#### [Records from a collection]
-.-.-

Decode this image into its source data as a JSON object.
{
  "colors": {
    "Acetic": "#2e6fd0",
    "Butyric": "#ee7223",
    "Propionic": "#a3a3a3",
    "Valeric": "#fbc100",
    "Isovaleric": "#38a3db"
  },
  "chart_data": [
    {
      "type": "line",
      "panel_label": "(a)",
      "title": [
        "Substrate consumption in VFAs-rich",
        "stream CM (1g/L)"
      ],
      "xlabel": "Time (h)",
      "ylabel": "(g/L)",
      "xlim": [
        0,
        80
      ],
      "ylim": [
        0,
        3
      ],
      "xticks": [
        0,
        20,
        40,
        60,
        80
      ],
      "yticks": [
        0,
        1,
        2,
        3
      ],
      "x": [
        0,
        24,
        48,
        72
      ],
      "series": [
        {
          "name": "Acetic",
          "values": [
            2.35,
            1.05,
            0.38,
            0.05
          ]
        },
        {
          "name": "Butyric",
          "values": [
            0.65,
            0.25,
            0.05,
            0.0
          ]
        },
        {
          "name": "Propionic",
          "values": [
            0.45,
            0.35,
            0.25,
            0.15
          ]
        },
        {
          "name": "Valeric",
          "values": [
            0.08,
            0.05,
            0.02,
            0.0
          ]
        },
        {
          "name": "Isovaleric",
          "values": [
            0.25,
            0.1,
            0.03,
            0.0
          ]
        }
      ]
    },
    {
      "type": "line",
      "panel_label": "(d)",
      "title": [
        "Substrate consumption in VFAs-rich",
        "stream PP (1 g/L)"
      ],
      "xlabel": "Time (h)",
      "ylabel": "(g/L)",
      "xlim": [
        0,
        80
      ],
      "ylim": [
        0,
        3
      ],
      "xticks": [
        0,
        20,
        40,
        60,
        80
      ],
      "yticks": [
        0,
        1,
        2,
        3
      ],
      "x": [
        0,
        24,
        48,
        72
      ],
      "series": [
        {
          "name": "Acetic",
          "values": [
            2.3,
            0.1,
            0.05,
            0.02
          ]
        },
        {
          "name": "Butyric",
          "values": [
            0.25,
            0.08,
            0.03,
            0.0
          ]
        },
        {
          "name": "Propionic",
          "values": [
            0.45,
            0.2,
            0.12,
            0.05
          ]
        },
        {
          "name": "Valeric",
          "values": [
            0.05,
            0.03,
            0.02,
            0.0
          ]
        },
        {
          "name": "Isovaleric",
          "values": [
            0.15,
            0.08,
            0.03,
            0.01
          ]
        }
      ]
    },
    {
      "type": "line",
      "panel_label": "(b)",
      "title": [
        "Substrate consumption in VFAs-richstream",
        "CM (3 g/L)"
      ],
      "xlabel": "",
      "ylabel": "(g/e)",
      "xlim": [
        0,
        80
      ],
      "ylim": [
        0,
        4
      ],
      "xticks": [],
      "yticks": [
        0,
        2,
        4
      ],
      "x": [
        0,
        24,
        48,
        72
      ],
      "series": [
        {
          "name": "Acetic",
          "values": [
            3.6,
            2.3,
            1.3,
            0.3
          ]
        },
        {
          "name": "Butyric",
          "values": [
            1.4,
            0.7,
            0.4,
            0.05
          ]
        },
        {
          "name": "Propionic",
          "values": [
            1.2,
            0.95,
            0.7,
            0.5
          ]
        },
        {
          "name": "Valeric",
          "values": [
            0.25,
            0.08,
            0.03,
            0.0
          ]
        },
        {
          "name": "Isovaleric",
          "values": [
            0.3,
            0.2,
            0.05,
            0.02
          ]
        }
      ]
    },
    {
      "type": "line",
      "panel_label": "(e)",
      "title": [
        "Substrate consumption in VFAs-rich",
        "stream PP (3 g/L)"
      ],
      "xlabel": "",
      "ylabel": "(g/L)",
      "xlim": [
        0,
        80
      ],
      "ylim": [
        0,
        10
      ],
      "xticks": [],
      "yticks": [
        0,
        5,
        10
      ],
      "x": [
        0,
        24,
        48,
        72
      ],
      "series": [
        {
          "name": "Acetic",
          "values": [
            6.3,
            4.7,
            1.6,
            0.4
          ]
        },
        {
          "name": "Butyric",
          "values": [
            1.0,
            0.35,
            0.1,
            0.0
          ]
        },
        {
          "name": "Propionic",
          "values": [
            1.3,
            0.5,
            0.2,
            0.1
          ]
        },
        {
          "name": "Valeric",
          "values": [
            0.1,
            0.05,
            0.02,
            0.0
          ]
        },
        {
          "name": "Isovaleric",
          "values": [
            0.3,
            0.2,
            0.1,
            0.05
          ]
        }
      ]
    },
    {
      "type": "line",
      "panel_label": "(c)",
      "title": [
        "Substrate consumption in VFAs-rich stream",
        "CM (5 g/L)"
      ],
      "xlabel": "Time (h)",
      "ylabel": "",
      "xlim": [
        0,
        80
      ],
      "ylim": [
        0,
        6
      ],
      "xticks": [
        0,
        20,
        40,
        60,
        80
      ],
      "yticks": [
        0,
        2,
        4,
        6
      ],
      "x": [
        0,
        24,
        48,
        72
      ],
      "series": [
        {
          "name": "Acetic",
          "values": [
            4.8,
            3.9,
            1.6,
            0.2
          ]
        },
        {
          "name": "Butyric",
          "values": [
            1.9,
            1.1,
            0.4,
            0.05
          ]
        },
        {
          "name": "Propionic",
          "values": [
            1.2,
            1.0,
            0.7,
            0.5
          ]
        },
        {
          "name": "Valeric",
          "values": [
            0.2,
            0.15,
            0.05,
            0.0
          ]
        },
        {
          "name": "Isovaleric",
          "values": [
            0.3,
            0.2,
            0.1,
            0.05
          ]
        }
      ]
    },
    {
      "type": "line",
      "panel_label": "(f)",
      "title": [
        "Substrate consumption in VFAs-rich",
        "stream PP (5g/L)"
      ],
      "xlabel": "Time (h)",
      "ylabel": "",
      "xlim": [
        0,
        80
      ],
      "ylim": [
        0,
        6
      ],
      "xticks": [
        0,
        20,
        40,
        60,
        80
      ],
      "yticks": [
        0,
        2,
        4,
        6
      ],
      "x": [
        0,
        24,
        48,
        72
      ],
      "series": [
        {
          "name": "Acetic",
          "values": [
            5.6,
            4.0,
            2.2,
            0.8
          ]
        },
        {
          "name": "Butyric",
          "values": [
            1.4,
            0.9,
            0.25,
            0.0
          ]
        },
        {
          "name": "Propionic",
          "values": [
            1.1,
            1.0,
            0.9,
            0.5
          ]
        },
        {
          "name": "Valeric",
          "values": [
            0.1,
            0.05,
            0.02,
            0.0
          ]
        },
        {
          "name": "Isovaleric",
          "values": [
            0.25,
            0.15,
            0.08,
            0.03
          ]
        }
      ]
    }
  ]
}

-.-.-

#### [Instruction]
All of the entries above must be quoted exactly.

#### [Solution to the problem]
Decode this image into its source data as a JSON object.
{
  "colors": {
    "Acetic": "#2e6fd0",
    "Butyric": "#ee7223",
    "Propionic": "#a3a3a3",
    "Valeric": "#fbc100",
    "Isovaleric": "#38a3db"
  },
  "chart_data": [
    {
      "type": "line",
      "panel_label": "(a)",
      "title": [
        "Substrate consumption in VFAs-rich",
        "stream CM (1g/L)"
      ],
      "xlabel": "Time (h)",
      "ylabel": "(g/L)",
      "xlim": [
        0,
        80
      ],
      "ylim": [
        0,
        3
      ],
      "xticks": [
        0,
        20,
        40,
        60,
        80
      ],
      "yticks": [
        0,
        1,
        2,
        3
      ],
      "x": [
        0,
        24,
        48,
        72
      ],
      "series": [
        {
          "name": "Acetic",
          "values": [
            2.35,
            1.05,
            0.38,
            0.05
          ]
        },
        {
          "name": "Butyric",
          "values": [
            0.65,
            0.25,
            0.05,
            0.0
          ]
        },
        {
          "name": "Propionic",
          "values": [
            0.45,
            0.35,
            0.25,
            0.15
          ]
        },
        {
          "name": "Valeric",
          "values": [
            0.08,
            0.05,
            0.02,
            0.0
          ]
        },
        {
          "name": "Isovaleric",
          "values": [
            0.25,
            0.1,
            0.03,
            0.0
          ]
        }
      ]
    },
    {
      "type": "line",
      "panel_label": "(d)",
      "title": [
        "Substrate consumption in VFAs-rich",
        "stream PP (1 g/L)"
      ],
      "xlabel": "Time (h)",
      "ylabel": "(g/L)",
      "xlim": [
        0,
        80
      ],
      "ylim": [
        0,
        3
      ],
      "xticks": [
        0,
        20,
        40,
        60,
        80
      ],
      "yticks": [
        0,
        1,
        2,
        3
      ],
      "x": [
        0,
        24,
        48,
        72
      ],
      "series": [
        {
          "name": "Acetic",
          "values": [
            2.3,
            0.1,
            0.05,
            0.02
          ]
        },
        {
          "name": "Butyric",
          "values": [
            0.25,
            0.08,
            0.03,
            0.0
          ]
        },
        {
          "name": "Propionic",
          "values": [
            0.45,
            0.2,
            0.12,
            0.05
          ]
        },
        {
          "name": "Valeric",
          "values": [
            0.05,
            0.03,
            0.02,
            0.0
          ]
        },
        {
          "name": "Isovaleric",
          "values": [
            0.15,
            0.08,
            0.03,
            0.01
          ]
        }
      ]
    },
    {
      "type": "line",
      "panel_label": "(b)",
      "title": [
        "Substrate consumption in VFAs-richstream",
        "CM (3 g/L)"
      ],
      "xlabel": "",
      "ylabel": "(g/e)",
      "xlim": [
        0,
        80
      ],
      "ylim": [
        0,
        4
      ],
      "xticks": [],
      "yticks": [
        0,
        2,
        4
      ],
      "x": [
        0,
        24,
        48,
        72
      ],
      "series": [
        {
          "name": "Acetic",
          "values": [
            3.6,
            2.3,
            1.3,
            0.3
          ]
        },
        {
          "name": "Butyric",
          "values": [
            1.4,
            0.7,
            0.4,
            0.05
          ]
        },
        {
          "name": "Propionic",
          "values": [
            1.2,
            0.95,
            0.7,
            0.5
          ]
        },
        {
          "name": "Valeric",
          "values": [
            0.25,
            0.08,
            0.03,
            0.0
          ]
        },
        {
          "name": "Isovaleric",
          "values": [
            0.3,
            0.2,
            0.05,
            0.02
          ]
        }
      ]
    },
    {
      "type": "line",
      "panel_label": "(e)",
      "title": [
        "Substrate consumption in VFAs-rich",
        "stream PP (3 g/L)"
      ],
      "xlabel": "",
      "ylabel": "(g/L)",
      "xlim": [
        0,
        80
      ],
      "ylim": [
        0,
        10
      ],
      "xticks": [],
      "yticks": [
        0,
        5,
        10
      ],
      "x": [
        0,
        24,
        48,
        72
      ],
      "series": [
        {
          "name": "Acetic",
          "values": [
            6.3,
            4.7,
            1.6,
            0.4
          ]
        },
        {
          "name": "Butyric",
          "values": [
            1.0,
            0.35,
            0.1,
            0.0
          ]
        },
        {
          "name": "Propionic",
          "values": [
            1.3,
            0.5,
            0.2,
            0.1
          ]
        },
        {
          "name": "Valeric",
          "values": [
            0.1,
            0.05,
            0.02,
            0.0
          ]
        },
        {
          "name": "Isovaleric",
          "values": [
            0.3,
            0.2,
            0.1,
            0.05
          ]
        }
      ]
    },
    {
      "type": "line",
      "panel_label": "(c)",
      "title": [
        "Substrate consumption in VFAs-rich stream",
        "CM (5 g/L)"
      ],
      "xlabel": "Time (h)",
      "ylabel": "",
      "xlim": [
        0,
        80
      ],
      "ylim": [
        0,
        6
      ],
      "xticks": [
        0,
        20,
        40,
        60,
        80
      ],
      "yticks": [
        0,
        2,
        4,
        6
      ],
      "x": [
        0,
        24,
        48,
        72
      ],
      "series": [
        {
          "name": "Acetic",
          "values": [
            4.8,
            3.9,
            1.6,
            0.2
          ]
        },
        {
          "name": "Butyric",
          "values": [
            1.9,
            1.1,
            0.4,
            0.05
          ]
        },
        {
          "name": "Propionic",
          "values": [
            1.2,
            1.0,
            0.7,
            0.5
          ]
        },
        {
          "name": "Valeric",
          "values": [
            0.2,
            0.15,
            0.05,
            0.0
          ]
        },
        {
          "name": "Isovaleric",
          "values": [
            0.3,
            0.2,
            0.1,
            0.05
          ]
        }
      ]
    },
    {
      "type": "line",
      "panel_label": "(f)",
      "title": [
        "Substrate consumption in VFAs-rich",
        "stream PP (5g/L)"
      ],
      "xlabel": "Time (h)",
      "ylabel": "",
      "xlim": [
        0,
        80
      ],
      "ylim": [
        0,
        6
      ],
      "xticks": [
        0,
        20,
        40,
        60,
        80
      ],
      "yticks": [
        0,
        2,
        4,
        6
      ],
      "x": [
        0,
        24,
        48,
        72
      ],
      "series": [
        {
          "name": "Acetic",
          "values": [
            5.6,
            4.0,
            2.2,
            0.8
          ]
        },
        {
          "name": "Butyric",
          "values": [
            1.4,
            0.9,
            0.25,
            0.0
          ]
        },
        {
          "name": "Propionic",
          "values": [
            1.1,
            1.0,
            0.9,
            0.5
          ]
        },
        {
          "name": "Valeric",
          "values": [
            0.1,
            0.05,
            0.02,
            0.0
          ]
        },
        {
          "name": "Isovaleric",
          "values": [
            0.25,
            0.15,
            0.08,
            0.03
          ]
        }
      ]
    }
  ]
}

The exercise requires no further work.